Produce a word-for-word copy of the listing below without its pictures.

start PROVIDED RECORDS

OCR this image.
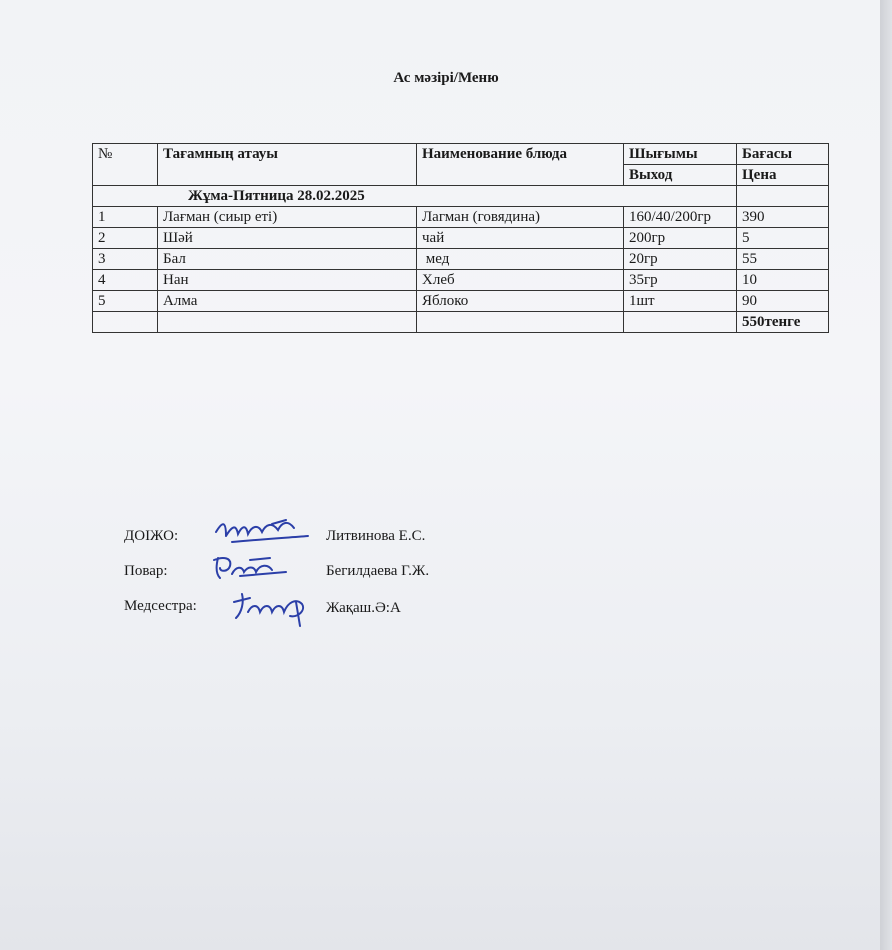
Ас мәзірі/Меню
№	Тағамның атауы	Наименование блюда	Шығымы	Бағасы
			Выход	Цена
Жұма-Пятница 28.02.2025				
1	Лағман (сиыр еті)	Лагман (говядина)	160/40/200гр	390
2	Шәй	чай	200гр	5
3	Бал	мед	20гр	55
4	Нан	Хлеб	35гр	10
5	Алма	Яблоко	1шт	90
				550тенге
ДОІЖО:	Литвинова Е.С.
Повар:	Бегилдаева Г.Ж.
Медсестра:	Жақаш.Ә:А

end PROVIDED RECORDS

SOLUTION FOR THIS TASK:
OCR this image.
Ас мәзірі/Меню
№	Тағамның атауы	Наименование блюда	Шығымы	Бағасы
			Выход	Цена
Жұма-Пятница 28.02.2025				
1	Лағман (сиыр еті)	Лагман (говядина)	160/40/200гр	390
2	Шәй	чай	200гр	5
3	Бал	мед	20гр	55
4	Нан	Хлеб	35гр	10
5	Алма	Яблоко	1шт	90
				550тенге
ДОІЖО:	Литвинова Е.С.
Повар:	Бегилдаева Г.Ж.
Медсестра:	Жақаш.Ә:А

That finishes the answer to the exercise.